• _SOURCE TEXT_

Looking for The Lactivist? She's retired. But you CAN still find Jen blogging. These days, she's runs A Flexible Life. Join her for life, recipes, projects and the occasional rant.

Wednesday, February 28, 2007

I must admit it. I'm a total wannabe.

No, not wannabe lactivist you goon, I already AM a lactivist. I'm sort of a wanna be LC, but not really.

So what am I talking about?

I wanna be a midwife. Oh, how I wanna be a midwife. I'm absolutely fascinated by them. I've read most books that I can get my hands on that really delve into their every day life (Peggy Vincent's Baby Catcher is my absolute favorite) and I spend a great deal of my free time hosting the Childbirth Choices board over at Baby Center where I can dig up research, brainstorm with other readers and have great conversation about childbirth with a collection of moms, nurses, childbirth educators and doulas.

Basically, I'm a childbirth nut. (You might be surprised to know that I've way more obsessed with childbirth than I am with breastfeeding...)

Last night I had the chance to go and sit in on a meeting of a few midwives and their apprentices. They asked me to come to speak about milk banking. How could their clients become donors, when might their clients NEED donor milk, how the whole setup works and so on. It was a lot of fun and I could tell they really enjoyed getting the information. I, on the other hand was fascinated by the conversation before and after my little 'talk.' The stories of the latest deliveries, interesting new clients, new research, questions on how to handle complications. Just absolutely fascinated.

• _EXTRACTED INFORMATION_
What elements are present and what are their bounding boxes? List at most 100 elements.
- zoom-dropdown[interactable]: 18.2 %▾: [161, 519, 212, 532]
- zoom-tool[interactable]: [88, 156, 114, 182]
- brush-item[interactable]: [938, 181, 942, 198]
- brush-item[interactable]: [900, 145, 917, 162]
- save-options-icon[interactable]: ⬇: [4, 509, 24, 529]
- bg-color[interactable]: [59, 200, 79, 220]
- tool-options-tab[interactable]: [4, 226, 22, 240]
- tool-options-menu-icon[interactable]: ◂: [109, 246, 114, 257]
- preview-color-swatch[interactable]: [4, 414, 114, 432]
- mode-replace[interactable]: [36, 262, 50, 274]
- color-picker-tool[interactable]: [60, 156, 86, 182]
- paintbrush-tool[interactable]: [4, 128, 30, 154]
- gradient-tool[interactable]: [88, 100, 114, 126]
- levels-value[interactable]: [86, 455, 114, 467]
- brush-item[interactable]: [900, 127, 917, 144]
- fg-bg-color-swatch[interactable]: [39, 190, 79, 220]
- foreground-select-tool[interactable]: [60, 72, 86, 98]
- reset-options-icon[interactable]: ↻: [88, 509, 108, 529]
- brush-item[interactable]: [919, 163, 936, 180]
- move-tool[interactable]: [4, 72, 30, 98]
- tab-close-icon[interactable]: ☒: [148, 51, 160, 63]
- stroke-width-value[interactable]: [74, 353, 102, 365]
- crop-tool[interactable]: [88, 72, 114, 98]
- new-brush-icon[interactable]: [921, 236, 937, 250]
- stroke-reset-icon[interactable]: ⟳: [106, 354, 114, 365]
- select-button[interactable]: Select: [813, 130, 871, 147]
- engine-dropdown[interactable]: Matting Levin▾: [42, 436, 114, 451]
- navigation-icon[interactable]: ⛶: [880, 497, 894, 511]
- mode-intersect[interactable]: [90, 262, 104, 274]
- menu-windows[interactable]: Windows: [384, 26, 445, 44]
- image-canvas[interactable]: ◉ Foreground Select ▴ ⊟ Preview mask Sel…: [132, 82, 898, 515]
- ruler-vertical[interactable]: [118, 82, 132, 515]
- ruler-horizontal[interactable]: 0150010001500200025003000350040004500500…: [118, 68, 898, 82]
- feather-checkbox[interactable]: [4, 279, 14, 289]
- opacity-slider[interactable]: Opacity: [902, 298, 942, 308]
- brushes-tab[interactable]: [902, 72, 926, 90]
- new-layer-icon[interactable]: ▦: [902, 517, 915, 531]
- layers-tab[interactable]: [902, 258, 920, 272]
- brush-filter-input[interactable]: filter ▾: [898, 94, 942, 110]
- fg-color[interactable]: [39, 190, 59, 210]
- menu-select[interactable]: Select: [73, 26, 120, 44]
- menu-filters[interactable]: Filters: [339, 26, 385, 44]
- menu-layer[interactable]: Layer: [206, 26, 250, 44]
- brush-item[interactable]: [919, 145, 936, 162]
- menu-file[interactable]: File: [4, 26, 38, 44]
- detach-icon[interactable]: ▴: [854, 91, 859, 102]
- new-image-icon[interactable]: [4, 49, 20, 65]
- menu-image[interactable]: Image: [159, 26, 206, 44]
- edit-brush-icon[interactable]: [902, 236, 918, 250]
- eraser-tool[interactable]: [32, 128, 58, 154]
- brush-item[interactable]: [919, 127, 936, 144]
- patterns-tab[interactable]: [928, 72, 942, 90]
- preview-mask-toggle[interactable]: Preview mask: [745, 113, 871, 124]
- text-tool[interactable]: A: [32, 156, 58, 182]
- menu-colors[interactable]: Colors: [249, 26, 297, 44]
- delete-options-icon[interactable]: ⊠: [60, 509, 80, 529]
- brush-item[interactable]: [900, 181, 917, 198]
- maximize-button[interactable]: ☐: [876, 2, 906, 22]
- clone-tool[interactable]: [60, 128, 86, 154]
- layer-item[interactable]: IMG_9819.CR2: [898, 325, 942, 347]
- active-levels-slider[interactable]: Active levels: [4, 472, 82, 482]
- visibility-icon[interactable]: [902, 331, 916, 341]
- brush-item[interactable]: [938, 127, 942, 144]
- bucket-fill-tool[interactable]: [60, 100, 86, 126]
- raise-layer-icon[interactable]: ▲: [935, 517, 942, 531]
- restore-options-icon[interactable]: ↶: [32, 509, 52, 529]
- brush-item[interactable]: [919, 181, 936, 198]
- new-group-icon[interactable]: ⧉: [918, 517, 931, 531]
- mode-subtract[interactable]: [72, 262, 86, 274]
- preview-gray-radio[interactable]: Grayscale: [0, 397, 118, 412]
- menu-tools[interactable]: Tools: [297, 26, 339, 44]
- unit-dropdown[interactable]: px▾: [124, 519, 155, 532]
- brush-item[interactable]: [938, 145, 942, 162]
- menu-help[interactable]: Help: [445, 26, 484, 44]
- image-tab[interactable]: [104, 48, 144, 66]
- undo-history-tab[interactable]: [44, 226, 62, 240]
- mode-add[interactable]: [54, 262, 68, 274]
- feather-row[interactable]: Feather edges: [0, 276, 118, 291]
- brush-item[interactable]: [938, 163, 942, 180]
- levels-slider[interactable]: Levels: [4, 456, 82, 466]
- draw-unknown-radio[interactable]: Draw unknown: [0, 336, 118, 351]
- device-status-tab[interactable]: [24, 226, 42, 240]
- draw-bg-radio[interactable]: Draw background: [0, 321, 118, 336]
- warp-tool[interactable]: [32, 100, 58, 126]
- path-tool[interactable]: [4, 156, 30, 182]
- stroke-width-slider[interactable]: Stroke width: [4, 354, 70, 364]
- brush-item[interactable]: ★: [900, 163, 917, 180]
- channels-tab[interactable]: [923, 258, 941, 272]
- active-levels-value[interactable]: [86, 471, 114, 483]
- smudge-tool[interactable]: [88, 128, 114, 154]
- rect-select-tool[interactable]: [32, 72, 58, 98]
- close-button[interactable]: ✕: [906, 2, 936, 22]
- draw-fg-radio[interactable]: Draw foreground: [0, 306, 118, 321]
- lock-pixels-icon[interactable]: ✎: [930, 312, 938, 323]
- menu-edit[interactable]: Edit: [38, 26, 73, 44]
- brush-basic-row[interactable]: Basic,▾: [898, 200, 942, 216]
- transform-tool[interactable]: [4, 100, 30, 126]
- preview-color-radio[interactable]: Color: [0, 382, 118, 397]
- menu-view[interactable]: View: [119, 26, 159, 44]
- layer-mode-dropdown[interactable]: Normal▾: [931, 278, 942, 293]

• _TASK TO COMPLETE_
In the blog post, what topic did the midwives ask the writer to come and speak about?

• _REPLY TO THE EXERCISE_
Milk banking.